*PROBLEM TO WORK ON*. Copy the records that follow exactly as written, but not their pictures.

** start DATA SECTION **

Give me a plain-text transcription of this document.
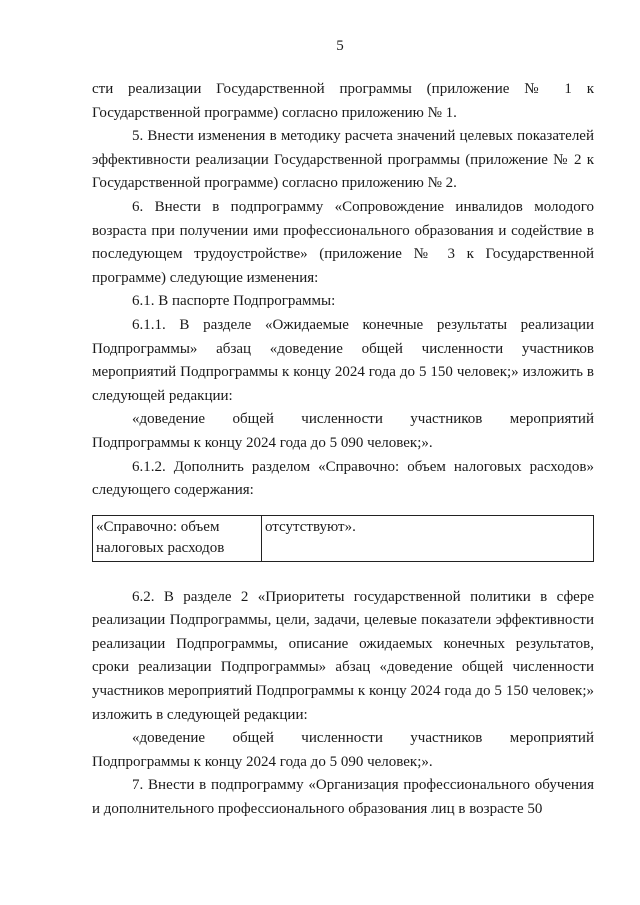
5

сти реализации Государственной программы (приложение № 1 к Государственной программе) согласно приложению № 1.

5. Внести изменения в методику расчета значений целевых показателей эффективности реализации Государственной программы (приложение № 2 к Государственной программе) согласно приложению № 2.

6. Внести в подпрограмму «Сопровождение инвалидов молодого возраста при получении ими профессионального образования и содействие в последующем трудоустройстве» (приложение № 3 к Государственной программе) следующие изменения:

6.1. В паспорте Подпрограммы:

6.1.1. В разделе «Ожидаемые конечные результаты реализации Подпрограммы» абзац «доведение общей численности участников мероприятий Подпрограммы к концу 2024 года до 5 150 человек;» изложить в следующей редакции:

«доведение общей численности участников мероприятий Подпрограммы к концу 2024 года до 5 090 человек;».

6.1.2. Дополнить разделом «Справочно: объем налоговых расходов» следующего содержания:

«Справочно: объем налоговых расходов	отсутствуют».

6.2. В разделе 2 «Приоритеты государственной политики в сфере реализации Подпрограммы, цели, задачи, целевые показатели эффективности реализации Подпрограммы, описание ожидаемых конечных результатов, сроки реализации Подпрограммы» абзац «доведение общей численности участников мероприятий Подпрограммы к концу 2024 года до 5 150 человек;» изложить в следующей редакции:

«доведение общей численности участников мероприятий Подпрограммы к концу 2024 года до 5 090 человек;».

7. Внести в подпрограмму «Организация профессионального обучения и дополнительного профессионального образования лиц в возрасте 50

** end DATA SECTION **

*EXERCISE RESULT*.
Give me a plain-text transcription of this document.
5

сти реализации Государственной программы (приложение № 1 к Государственной программе) согласно приложению № 1.

5. Внести изменения в методику расчета значений целевых показателей эффективности реализации Государственной программы (приложение № 2 к Государственной программе) согласно приложению № 2.

6. Внести в подпрограмму «Сопровождение инвалидов молодого возраста при получении ими профессионального образования и содействие в последующем трудоустройстве» (приложение № 3 к Государственной программе) следующие изменения:

6.1. В паспорте Подпрограммы:

6.1.1. В разделе «Ожидаемые конечные результаты реализации Подпрограммы» абзац «доведение общей численности участников мероприятий Подпрограммы к концу 2024 года до 5 150 человек;» изложить в следующей редакции:

«доведение общей численности участников мероприятий Подпрограммы к концу 2024 года до 5 090 человек;».

6.1.2. Дополнить разделом «Справочно: объем налоговых расходов» следующего содержания:

«Справочно: объем налоговых расходов	отсутствуют».

6.2. В разделе 2 «Приоритеты государственной политики в сфере реализации Подпрограммы, цели, задачи, целевые показатели эффективности реализации Подпрограммы, описание ожидаемых конечных результатов, сроки реализации Подпрограммы» абзац «доведение общей численности участников мероприятий Подпрограммы к концу 2024 года до 5 150 человек;» изложить в следующей редакции:

«доведение общей численности участников мероприятий Подпрограммы к концу 2024 года до 5 090 человек;».

7. Внести в подпрограмму «Организация профессионального обучения и дополнительного профессионального образования лиц в возрасте 50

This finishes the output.